> _Selected text_
================

9. Configuration and Version Control

Notes by Dr. Tony Cowling.


One very practical issue which arises in the course of developing a large software system is that there will be a large number of documents created, and many of these will need to be changed as the development progresses. Thus, members of the development team who will have to refer to these documents will need some way of ensuring that at any given stage they are consulting the correct version of a document (which depending on why they need to refer to it, may not necessarily be the most up-to-date version). This problem is made worse by the fact that for a large system there may be a number of different configurations of the software which need to be produced, for instance to contain different special features for particular clients, or to run with different hardware or operating systems. Thus, as well as versions created at different times in the history of a system, there may also be different versions in parallel for different configurations of the software, and these need to be managed properly. Furthermore, as a system develops there are likely to be different versions of each configuration of it that are released to the clients at different times: these different versions are often referred to as different releases of the system. Thus, in principle there are three aspects to be managed: the different versions of components, the different configurations and the different releases, but this is usually treated as just two separate but related problems: version management and configuration management respectively.


Naming


An important part of both version and configuration management is to have a scheme for naming documents and components of the system which will reflect as far as possible the relationships that will exist between these components (in their different versions) and the different releases and configurations of the whole system. In terms of the configuration this usually implies some form of hierarchical structure that reflects the actual structure of the project, and then within that a sub-hierarchy for components that relate to particular configurations: usually this hierarchy will be defined in terms of the directory structure of the file store. Thus, in the case of the test data for a particular component of the system, one might have a directory containing files of test data that were common to all the configurations of the system, and then sub-directories named after different special configurations that contained additional test data that was needed for those version of that component.


In terms of the version control, the usual basis is that the different releases will usually be numbered in a linear sequence, although it is common to have a two-level scheme with major and minor releases. The idea of this is that major release numbers will change when there are major changes to the functionality of the system (ie as part of adaptive or perfective maintenance), and minor release numbers will change when the new version is produced primarily to cure problems identified with the previous version (ie corrective maintenance). It is also common that for each release there will be an alpha version (built for internal testing only), a beta version (built for release to a small number of selected clients for them to test), and then the final version which is released generally to all clients, so that the minor release numbers also need to identify whether this is an alpha, beta or full release of the system.

================

> _Exercise tasks_
**A)** In the notes on configuration and version control, what is an alpha version built for?
**B)** Pick up the notes on configuration and version control after their last sentence and carry them further.

================

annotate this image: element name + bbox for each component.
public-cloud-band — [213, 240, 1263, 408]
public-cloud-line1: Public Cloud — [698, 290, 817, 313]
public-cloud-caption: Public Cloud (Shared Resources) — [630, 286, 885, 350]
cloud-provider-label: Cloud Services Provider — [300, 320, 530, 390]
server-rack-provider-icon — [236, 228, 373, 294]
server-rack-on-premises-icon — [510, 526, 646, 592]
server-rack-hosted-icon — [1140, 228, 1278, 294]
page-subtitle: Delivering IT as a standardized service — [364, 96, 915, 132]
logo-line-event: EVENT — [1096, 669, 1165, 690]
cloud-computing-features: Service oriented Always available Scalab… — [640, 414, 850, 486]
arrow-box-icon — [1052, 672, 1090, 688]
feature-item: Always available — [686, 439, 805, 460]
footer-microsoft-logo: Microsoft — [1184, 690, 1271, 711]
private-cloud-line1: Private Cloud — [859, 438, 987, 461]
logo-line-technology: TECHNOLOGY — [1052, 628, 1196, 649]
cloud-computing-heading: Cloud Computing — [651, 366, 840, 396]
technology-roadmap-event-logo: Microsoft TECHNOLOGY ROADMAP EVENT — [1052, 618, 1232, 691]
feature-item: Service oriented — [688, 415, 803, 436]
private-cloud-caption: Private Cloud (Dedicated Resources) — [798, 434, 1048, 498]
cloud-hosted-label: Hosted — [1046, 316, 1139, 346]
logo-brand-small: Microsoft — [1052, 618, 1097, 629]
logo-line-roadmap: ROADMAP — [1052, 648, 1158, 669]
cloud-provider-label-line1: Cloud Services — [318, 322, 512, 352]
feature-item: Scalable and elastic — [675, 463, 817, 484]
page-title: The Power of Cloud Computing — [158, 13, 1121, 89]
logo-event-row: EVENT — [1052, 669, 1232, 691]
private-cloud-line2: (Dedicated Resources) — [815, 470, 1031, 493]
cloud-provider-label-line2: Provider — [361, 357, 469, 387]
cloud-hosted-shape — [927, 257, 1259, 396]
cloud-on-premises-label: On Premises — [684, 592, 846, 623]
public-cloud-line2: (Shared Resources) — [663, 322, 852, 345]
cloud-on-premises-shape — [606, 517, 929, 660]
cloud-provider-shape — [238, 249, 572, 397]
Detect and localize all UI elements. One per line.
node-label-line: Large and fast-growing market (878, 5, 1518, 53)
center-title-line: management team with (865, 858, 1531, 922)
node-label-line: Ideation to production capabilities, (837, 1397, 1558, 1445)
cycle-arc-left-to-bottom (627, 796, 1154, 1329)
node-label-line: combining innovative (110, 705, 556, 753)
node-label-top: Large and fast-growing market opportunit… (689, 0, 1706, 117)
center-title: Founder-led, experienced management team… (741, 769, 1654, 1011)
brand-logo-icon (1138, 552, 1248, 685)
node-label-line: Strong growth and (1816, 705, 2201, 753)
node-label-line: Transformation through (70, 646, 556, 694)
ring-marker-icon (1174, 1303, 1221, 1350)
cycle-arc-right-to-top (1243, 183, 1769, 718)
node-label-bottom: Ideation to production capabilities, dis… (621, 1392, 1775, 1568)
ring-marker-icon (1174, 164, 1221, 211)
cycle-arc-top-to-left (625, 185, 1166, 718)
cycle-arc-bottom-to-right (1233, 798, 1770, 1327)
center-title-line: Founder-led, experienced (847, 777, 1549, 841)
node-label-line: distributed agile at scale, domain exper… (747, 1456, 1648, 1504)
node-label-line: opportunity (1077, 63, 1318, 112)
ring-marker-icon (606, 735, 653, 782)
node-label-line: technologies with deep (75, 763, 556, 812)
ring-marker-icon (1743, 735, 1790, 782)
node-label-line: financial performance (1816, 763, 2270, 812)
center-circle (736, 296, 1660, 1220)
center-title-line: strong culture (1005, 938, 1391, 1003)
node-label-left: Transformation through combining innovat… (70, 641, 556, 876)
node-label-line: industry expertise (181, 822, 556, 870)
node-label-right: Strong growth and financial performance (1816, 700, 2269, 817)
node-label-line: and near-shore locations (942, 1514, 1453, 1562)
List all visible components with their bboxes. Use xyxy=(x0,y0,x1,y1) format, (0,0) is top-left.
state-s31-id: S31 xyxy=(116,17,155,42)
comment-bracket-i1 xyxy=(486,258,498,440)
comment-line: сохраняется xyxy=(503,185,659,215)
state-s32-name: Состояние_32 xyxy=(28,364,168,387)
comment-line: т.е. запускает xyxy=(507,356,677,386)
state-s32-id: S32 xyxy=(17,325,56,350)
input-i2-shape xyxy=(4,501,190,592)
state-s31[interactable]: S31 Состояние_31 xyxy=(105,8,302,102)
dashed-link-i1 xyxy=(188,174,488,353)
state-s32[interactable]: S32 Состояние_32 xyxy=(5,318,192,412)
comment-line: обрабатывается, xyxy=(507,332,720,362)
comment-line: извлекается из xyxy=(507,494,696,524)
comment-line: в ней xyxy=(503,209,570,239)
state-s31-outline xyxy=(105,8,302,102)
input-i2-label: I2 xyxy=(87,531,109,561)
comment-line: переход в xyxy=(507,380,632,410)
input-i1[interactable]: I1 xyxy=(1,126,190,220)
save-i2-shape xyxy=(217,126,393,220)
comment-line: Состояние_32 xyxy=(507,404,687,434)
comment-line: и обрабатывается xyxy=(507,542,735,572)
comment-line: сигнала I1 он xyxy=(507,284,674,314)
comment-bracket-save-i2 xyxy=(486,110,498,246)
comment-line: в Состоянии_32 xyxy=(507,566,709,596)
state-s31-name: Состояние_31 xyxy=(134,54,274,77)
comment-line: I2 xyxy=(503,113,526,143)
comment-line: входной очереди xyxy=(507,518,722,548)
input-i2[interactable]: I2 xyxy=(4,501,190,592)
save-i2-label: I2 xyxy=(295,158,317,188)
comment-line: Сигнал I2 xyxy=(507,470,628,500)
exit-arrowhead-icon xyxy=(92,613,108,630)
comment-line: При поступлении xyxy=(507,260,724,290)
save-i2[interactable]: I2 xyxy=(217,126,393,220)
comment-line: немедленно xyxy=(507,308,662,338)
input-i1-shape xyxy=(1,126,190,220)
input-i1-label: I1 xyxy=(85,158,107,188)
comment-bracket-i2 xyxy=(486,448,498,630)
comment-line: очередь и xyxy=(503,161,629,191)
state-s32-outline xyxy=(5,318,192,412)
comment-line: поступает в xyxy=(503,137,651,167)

================

> _Expected results_
**A)** Internal testing only.

**B)**
The scheme for naming documents (and other components of the system) is then based on this numbering scheme for releases, so that versions of these are given new numbers whenever they need to change in order to match the new release of the system. In practice, though, the naming scheme for documents will also need at least a third level of numbering, since it is likely that the updating of a document to match the development of a new release may happen in several stages, as new versions are inspected and corrected before finally being accepted.


Configuration Management


The first stage in configuration management is simply to define what different configurations of the system are likely to exist, and hence will need to be provided for in the naming scheme. In practice, of course, this is something that is likely to develop over time, and so there also needs to be a mechanism for deciding when additional configurations need to be defined, and adding these to the naming scheme. Both the initial configurations and the mechanism for establishing additional configurations then need to be documented.


Associated with the existence of different configurations for a system will be the problem of ensuring that the correct configurations will be delivered to the correct clients, and that these will have been built using the correct combinations of components. To manage this it is usual to have a configuration database that will maintain (as a minimum) records for each of the configurations (including which clients they are for), and for each of the components (including in particular which version of that component is to be used in which configurations). This database can then be used by software tools which will build the components into complete systems, although in practice this may require some form of mapping to be created between logical components of the system and the actual physical files that contain those components: such mappings can either be defined directly within the database, or by creating separate descriptions of the mappings in some form of module interconnection language, which can then be processed by the tools that build the system. Once established, a configuration database can also be used for collecting other information about configurations and components, including information about faults found and suggestions for improvements.


Version Management


The first stage in planning version management is to define which documents are sufficiently important that they need to be subjected to proper version control, and which ones are sufficiently trivial that such control is not necessary. For those documents which are to be controlled, there then needs to be a way of distinguishing between a version which has reached a state where it needs to be controlled, and one which is still only a temporary working version, and this is usually associated with the way in which the quality assurance processes will operate. Thus, once a document has reached a stage where others need to work with it, such as by inspecting it, then it needs to be given a version number which can be used subsequently to refer to it, and which ideally should be related to the version number of the release of the system that will be produced from it. This version number needs to be recorded in some form of database, and typically this will need to be integrated with the configuration database.


Although the document is now recorded in the database, it is not yet in a state where others can use it, and so it needs to be recorded that it is not yet available for use by others, and it is usual also to record who is responsible for the work being done on this document, so that queries about its status can be referred to the right person. If the result of this work (eg an inspection) means that further changes to the document are required, then when the new version has been completed it should be given a new number, and this recorded in the database. Once the document has been inspected in accordance with the procedures laid down in the quality plan, and has passed those inspections, then it can be defined to be a baseline version, which implies that others can take it as a basis on which to work, and so the possibility of any future changes to it must be more strictly controlled.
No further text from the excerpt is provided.